• WORK TO DO: Check each line of the material. Copy those containing "badge".

• DATA FOR THIS TASK:
>> begin
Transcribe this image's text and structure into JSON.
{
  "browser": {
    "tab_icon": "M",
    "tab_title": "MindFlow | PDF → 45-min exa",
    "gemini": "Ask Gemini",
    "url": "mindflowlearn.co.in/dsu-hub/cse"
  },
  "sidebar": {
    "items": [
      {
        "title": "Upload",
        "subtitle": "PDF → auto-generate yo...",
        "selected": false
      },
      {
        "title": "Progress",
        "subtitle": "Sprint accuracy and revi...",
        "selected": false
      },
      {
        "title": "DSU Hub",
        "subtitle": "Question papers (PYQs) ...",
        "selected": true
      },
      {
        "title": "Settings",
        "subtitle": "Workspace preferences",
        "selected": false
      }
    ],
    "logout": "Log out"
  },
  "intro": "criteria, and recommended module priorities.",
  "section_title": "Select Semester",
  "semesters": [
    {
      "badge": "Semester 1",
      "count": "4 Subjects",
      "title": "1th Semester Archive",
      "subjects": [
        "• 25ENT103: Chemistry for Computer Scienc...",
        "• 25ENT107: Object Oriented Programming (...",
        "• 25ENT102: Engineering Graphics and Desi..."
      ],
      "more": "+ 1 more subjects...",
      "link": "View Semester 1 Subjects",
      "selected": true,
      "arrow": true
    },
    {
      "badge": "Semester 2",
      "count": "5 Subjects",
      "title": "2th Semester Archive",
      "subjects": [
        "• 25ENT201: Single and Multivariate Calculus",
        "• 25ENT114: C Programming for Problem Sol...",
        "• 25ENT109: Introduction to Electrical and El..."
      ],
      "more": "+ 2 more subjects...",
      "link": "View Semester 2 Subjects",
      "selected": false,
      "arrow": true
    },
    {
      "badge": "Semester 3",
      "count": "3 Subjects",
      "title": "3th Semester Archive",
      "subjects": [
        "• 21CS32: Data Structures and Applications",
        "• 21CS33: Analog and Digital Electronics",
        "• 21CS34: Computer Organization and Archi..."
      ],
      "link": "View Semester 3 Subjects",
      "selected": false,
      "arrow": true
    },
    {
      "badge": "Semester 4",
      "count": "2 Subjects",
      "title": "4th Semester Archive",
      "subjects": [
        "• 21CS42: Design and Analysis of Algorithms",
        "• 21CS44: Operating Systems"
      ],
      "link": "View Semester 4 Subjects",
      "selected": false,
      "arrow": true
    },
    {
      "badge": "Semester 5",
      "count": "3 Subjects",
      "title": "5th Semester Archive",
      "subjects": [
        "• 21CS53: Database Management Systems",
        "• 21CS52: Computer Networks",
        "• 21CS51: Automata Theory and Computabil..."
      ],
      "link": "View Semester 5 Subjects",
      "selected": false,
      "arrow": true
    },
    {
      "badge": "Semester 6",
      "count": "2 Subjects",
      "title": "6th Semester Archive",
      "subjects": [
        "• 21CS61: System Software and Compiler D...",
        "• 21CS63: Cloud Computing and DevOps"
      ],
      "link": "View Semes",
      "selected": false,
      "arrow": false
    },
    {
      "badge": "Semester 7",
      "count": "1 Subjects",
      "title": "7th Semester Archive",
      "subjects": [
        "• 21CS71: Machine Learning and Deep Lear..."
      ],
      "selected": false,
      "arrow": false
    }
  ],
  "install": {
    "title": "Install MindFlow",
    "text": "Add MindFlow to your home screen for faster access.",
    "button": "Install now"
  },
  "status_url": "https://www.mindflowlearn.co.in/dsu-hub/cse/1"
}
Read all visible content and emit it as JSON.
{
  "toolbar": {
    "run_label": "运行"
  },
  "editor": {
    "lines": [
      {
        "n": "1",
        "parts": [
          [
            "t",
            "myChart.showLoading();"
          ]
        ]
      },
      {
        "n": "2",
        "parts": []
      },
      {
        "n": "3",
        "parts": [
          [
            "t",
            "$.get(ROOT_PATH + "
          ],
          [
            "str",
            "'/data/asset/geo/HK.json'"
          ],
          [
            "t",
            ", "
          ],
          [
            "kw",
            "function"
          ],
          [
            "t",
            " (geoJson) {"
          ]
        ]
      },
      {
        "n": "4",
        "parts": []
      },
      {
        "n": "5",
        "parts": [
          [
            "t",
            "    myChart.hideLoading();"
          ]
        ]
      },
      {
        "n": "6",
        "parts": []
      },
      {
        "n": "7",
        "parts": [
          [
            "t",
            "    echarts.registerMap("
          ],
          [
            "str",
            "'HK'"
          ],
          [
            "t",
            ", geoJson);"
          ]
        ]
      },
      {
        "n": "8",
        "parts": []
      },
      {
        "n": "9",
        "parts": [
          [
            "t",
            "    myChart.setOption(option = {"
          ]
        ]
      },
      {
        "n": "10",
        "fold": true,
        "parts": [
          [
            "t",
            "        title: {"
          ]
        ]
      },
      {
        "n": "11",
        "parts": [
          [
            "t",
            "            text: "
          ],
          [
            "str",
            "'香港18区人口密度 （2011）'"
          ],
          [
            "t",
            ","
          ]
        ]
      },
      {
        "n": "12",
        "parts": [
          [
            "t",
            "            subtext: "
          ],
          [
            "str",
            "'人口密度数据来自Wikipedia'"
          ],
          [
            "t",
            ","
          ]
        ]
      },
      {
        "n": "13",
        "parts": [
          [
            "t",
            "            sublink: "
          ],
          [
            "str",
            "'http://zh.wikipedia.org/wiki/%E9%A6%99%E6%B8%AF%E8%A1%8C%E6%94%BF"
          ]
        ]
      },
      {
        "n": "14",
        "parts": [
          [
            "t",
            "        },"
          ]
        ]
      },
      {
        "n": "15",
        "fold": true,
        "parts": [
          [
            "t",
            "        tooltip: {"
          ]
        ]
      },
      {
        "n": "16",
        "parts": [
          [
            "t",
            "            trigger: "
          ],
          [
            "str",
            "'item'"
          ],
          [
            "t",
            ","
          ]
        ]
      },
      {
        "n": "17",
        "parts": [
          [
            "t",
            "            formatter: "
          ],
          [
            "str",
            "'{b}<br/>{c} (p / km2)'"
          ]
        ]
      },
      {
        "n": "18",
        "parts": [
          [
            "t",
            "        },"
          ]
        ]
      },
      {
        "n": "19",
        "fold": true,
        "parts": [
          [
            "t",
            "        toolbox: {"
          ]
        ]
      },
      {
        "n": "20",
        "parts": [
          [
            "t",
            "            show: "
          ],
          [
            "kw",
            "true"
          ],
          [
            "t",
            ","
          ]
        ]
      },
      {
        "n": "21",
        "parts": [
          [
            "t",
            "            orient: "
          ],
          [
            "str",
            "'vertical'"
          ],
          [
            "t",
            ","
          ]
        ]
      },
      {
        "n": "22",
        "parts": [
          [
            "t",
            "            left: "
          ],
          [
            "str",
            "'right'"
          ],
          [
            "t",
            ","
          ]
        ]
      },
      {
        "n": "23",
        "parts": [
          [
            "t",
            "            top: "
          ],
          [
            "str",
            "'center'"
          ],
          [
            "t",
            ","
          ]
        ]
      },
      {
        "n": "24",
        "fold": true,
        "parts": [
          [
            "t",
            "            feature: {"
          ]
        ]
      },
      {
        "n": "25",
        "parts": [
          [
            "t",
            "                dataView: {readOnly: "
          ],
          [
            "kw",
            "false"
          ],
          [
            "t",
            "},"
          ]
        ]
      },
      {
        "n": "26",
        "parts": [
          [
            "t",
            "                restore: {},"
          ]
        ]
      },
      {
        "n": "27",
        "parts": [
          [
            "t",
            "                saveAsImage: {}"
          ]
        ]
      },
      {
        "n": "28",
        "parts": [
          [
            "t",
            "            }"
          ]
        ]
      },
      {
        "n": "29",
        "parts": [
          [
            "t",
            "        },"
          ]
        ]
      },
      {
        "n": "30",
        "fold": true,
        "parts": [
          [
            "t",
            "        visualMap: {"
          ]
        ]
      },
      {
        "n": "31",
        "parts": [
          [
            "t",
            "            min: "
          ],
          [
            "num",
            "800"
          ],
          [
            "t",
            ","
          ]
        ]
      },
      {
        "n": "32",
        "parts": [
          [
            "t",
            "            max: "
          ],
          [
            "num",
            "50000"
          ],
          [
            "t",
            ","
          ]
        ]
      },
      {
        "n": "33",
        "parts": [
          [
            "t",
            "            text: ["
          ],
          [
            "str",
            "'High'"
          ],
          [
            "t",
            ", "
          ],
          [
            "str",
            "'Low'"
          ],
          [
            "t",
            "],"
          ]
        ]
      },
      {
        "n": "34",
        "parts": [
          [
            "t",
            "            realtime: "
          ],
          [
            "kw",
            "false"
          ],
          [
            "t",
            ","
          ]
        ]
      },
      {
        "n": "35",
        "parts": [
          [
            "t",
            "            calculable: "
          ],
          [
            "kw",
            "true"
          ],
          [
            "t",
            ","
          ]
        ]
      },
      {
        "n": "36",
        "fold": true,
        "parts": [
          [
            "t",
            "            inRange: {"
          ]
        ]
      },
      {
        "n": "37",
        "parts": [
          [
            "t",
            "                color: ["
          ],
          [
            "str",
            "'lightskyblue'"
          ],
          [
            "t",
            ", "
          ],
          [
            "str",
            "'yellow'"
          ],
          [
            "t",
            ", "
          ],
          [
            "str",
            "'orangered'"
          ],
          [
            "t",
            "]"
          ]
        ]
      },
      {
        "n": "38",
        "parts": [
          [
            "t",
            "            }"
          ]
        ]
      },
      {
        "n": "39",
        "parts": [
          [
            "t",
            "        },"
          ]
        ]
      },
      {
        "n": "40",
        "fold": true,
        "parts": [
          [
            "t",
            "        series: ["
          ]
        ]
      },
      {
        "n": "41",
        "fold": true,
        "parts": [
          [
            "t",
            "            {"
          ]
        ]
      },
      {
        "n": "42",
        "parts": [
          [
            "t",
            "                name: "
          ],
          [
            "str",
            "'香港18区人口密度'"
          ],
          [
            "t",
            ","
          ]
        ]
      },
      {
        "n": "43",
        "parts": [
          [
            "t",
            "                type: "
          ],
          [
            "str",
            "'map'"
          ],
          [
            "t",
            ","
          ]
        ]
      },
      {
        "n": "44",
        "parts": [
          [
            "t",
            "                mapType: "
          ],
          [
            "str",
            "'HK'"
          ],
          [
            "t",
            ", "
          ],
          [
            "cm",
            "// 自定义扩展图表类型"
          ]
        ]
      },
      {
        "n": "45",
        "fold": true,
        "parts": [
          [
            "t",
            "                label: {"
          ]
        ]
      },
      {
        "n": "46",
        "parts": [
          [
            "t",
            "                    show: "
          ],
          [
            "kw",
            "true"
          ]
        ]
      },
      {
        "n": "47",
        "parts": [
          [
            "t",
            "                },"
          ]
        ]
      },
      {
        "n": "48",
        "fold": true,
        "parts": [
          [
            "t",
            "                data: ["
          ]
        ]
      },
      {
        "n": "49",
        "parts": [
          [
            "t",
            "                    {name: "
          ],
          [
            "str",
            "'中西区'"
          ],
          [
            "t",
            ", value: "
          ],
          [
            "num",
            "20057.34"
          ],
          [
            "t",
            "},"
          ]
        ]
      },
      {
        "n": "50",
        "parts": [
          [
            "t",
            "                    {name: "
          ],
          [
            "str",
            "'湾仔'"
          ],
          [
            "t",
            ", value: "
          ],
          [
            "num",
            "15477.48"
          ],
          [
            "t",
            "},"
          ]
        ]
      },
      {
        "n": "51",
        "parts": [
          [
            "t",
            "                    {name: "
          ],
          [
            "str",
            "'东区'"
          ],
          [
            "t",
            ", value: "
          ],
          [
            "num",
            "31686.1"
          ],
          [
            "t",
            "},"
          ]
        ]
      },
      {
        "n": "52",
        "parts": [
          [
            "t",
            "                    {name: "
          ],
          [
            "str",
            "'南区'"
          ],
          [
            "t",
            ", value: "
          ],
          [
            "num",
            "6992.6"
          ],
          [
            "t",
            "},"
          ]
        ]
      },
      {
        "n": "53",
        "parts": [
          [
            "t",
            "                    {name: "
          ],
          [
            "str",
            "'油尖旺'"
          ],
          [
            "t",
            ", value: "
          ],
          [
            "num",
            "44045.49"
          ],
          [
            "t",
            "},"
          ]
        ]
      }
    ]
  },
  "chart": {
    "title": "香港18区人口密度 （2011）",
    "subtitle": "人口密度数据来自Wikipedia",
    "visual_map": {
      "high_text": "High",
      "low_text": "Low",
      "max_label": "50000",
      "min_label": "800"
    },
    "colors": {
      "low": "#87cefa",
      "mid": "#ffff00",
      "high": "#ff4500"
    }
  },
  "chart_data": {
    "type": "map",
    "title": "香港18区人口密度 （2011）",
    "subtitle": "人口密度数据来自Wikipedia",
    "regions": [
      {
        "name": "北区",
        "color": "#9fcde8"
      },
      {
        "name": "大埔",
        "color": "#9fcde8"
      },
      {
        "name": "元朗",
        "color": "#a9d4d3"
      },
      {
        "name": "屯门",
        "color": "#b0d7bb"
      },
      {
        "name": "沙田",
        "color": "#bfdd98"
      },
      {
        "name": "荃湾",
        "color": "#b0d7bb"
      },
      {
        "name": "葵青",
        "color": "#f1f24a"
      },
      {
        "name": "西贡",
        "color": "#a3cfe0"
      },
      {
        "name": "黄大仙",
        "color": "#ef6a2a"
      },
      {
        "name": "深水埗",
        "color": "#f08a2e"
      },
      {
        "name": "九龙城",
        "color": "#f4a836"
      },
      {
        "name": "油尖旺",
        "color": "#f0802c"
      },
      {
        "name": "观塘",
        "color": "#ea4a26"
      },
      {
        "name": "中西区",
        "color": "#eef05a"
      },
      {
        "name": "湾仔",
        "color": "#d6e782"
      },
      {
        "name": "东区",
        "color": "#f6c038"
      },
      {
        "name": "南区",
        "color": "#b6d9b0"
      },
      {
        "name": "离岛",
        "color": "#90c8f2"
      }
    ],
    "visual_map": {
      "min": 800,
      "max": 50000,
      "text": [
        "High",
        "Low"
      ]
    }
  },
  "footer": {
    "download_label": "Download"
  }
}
>> end
• FINISHED ANSWER:
      "badge": "Semester 1",
      "badge": "Semester 2",
      "badge": "Semester 3",
      "badge": "Semester 4",
      "badge": "Semester 5",
      "badge": "Semester 6",
      "badge": "Semester 7",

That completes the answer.